** start of ENTRIES SUPPLIED **

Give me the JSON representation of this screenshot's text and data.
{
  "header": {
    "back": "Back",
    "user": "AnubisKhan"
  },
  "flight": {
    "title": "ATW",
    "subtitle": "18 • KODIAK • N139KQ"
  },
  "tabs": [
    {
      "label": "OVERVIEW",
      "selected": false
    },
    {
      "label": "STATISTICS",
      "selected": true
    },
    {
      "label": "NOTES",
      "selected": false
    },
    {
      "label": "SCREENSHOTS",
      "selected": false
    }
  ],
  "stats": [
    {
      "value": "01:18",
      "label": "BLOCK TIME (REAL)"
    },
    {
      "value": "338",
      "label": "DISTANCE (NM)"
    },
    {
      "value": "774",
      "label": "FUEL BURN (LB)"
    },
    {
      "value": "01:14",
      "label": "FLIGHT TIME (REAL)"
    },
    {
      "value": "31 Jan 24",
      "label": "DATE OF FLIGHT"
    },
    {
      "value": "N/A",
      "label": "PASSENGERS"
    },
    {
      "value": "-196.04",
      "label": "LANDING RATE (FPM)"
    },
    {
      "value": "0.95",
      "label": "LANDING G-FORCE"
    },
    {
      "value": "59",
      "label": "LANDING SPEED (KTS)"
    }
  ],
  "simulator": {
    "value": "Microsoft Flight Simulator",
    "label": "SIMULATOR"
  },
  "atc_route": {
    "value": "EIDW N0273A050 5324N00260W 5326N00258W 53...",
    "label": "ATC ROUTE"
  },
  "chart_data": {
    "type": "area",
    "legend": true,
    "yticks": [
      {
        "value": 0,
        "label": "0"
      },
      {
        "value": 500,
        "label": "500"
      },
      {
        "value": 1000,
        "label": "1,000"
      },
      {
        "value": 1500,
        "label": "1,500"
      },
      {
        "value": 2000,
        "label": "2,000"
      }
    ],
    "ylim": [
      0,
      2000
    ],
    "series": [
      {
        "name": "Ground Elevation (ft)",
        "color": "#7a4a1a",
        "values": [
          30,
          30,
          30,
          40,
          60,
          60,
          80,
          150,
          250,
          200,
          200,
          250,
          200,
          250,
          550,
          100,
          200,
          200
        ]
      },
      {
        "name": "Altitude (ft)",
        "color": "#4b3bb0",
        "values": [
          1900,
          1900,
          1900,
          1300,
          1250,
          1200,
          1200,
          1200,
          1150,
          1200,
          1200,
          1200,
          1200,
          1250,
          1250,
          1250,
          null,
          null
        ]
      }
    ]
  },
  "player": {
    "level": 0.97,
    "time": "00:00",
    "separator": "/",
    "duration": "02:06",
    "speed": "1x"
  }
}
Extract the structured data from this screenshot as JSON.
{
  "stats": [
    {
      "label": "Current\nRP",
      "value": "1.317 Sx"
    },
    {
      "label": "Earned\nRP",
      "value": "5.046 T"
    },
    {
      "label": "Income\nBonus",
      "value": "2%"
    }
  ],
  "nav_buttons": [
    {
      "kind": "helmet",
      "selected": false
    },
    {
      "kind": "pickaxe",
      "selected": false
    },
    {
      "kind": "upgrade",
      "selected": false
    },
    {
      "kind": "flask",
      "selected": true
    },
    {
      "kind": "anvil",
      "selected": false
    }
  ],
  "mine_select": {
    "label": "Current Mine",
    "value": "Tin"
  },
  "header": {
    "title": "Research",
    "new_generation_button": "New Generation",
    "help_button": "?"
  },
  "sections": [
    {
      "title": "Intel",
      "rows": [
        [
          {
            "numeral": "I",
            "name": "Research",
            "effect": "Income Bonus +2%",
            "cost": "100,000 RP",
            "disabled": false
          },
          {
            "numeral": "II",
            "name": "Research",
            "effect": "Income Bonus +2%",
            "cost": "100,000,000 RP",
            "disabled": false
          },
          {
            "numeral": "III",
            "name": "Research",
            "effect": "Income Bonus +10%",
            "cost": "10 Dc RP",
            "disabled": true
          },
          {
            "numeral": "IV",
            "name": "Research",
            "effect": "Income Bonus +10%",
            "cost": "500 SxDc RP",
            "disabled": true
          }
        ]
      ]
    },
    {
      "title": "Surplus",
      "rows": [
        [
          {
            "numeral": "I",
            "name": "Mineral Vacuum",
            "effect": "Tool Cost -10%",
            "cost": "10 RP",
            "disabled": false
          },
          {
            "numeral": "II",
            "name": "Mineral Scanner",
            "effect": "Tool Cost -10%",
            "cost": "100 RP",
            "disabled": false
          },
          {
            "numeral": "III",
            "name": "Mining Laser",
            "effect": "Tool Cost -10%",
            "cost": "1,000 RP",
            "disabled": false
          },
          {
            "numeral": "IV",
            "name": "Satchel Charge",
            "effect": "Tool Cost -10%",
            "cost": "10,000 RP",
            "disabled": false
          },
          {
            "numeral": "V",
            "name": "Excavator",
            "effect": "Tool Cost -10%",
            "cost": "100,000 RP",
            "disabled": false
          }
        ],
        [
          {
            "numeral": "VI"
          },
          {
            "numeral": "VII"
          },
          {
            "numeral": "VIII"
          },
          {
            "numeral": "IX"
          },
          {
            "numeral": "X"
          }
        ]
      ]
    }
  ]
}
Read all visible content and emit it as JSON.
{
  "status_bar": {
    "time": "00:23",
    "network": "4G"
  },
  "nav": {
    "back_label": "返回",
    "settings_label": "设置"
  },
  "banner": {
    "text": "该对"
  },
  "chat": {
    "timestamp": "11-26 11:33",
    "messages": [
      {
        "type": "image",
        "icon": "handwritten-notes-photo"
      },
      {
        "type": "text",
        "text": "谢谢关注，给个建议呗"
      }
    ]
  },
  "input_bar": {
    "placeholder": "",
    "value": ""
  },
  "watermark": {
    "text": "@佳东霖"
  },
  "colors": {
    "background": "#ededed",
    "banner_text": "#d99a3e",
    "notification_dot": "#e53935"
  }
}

** end of ENTRIES SUPPLIED **

■ **TO DO**:
Extract all of the data exactly as written.

■ **RESULT OF THIS EXERCISE**:
Give me the JSON representation of this screenshot's text and data.
{
  "header": {
    "back": "Back",
    "user": "AnubisKhan"
  },
  "flight": {
    "title": "ATW",
    "subtitle": "18 • KODIAK • N139KQ"
  },
  "tabs": [
    {
      "label": "OVERVIEW",
      "selected": false
    },
    {
      "label": "STATISTICS",
      "selected": true
    },
    {
      "label": "NOTES",
      "selected": false
    },
    {
      "label": "SCREENSHOTS",
      "selected": false
    }
  ],
  "stats": [
    {
      "value": "01:18",
      "label": "BLOCK TIME (REAL)"
    },
    {
      "value": "338",
      "label": "DISTANCE (NM)"
    },
    {
      "value": "774",
      "label": "FUEL BURN (LB)"
    },
    {
      "value": "01:14",
      "label": "FLIGHT TIME (REAL)"
    },
    {
      "value": "31 Jan 24",
      "label": "DATE OF FLIGHT"
    },
    {
      "value": "N/A",
      "label": "PASSENGERS"
    },
    {
      "value": "-196.04",
      "label": "LANDING RATE (FPM)"
    },
    {
      "value": "0.95",
      "label": "LANDING G-FORCE"
    },
    {
      "value": "59",
      "label": "LANDING SPEED (KTS)"
    }
  ],
  "simulator": {
    "value": "Microsoft Flight Simulator",
    "label": "SIMULATOR"
  },
  "atc_route": {
    "value": "EIDW N0273A050 5324N00260W 5326N00258W 53...",
    "label": "ATC ROUTE"
  },
  "chart_data": {
    "type": "area",
    "legend": true,
    "yticks": [
      {
        "value": 0,
        "label": "0"
      },
      {
        "value": 500,
        "label": "500"
      },
      {
        "value": 1000,
        "label": "1,000"
      },
      {
        "value": 1500,
        "label": "1,500"
      },
      {
        "value": 2000,
        "label": "2,000"
      }
    ],
    "ylim": [
      0,
      2000
    ],
    "series": [
      {
        "name": "Ground Elevation (ft)",
        "color": "#7a4a1a",
        "values": [
          30,
          30,
          30,
          40,
          60,
          60,
          80,
          150,
          250,
          200,
          200,
          250,
          200,
          250,
          550,
          100,
          200,
          200
        ]
      },
      {
        "name": "Altitude (ft)",
        "color": "#4b3bb0",
        "values": [
          1900,
          1900,
          1900,
          1300,
          1250,
          1200,
          1200,
          1200,
          1150,
          1200,
          1200,
          1200,
          1200,
          1250,
          1250,
          1250,
          null,
          null
        ]
      }
    ]
  },
  "player": {
    "level": 0.97,
    "time": "00:00",
    "separator": "/",
    "duration": "02:06",
    "speed": "1x"
  }
}
Extract the structured data from this screenshot as JSON.
{
  "stats": [
    {
      "label": "Current\nRP",
      "value": "1.317 Sx"
    },
    {
      "label": "Earned\nRP",
      "value": "5.046 T"
    },
    {
      "label": "Income\nBonus",
      "value": "2%"
    }
  ],
  "nav_buttons": [
    {
      "kind": "helmet",
      "selected": false
    },
    {
      "kind": "pickaxe",
      "selected": false
    },
    {
      "kind": "upgrade",
      "selected": false
    },
    {
      "kind": "flask",
      "selected": true
    },
    {
      "kind": "anvil",
      "selected": false
    }
  ],
  "mine_select": {
    "label": "Current Mine",
    "value": "Tin"
  },
  "header": {
    "title": "Research",
    "new_generation_button": "New Generation",
    "help_button": "?"
  },
  "sections": [
    {
      "title": "Intel",
      "rows": [
        [
          {
            "numeral": "I",
            "name": "Research",
            "effect": "Income Bonus +2%",
            "cost": "100,000 RP",
            "disabled": false
          },
          {
            "numeral": "II",
            "name": "Research",
            "effect": "Income Bonus +2%",
            "cost": "100,000,000 RP",
            "disabled": false
          },
          {
            "numeral": "III",
            "name": "Research",
            "effect": "Income Bonus +10%",
            "cost": "10 Dc RP",
            "disabled": true
          },
          {
            "numeral": "IV",
            "name": "Research",
            "effect": "Income Bonus +10%",
            "cost": "500 SxDc RP",
            "disabled": true
          }
        ]
      ]
    },
    {
      "title": "Surplus",
      "rows": [
        [
          {
            "numeral": "I",
            "name": "Mineral Vacuum",
            "effect": "Tool Cost -10%",
            "cost": "10 RP",
            "disabled": false
          },
          {
            "numeral": "II",
            "name": "Mineral Scanner",
            "effect": "Tool Cost -10%",
            "cost": "100 RP",
            "disabled": false
          },
          {
            "numeral": "III",
            "name": "Mining Laser",
            "effect": "Tool Cost -10%",
            "cost": "1,000 RP",
            "disabled": false
          },
          {
            "numeral": "IV",
            "name": "Satchel Charge",
            "effect": "Tool Cost -10%",
            "cost": "10,000 RP",
            "disabled": false
          },
          {
            "numeral": "V",
            "name": "Excavator",
            "effect": "Tool Cost -10%",
            "cost": "100,000 RP",
            "disabled": false
          }
        ],
        [
          {
            "numeral": "VI"
          },
          {
            "numeral": "VII"
          },
          {
            "numeral": "VIII"
          },
          {
            "numeral": "IX"
          },
          {
            "numeral": "X"
          }
        ]
      ]
    }
  ]
}
Read all visible content and emit it as JSON.
{
  "status_bar": {
    "time": "00:23",
    "network": "4G"
  },
  "nav": {
    "back_label": "返回",
    "settings_label": "设置"
  },
  "banner": {
    "text": "该对"
  },
  "chat": {
    "timestamp": "11-26 11:33",
    "messages": [
      {
        "type": "image",
        "icon": "handwritten-notes-photo"
      },
      {
        "type": "text",
        "text": "谢谢关注，给个建议呗"
      }
    ]
  },
  "input_bar": {
    "placeholder": "",
    "value": ""
  },
  "watermark": {
    "text": "@佳东霖"
  },
  "colors": {
    "background": "#ededed",
    "banner_text": "#d99a3e",
    "notification_dot": "#e53935"
  }
}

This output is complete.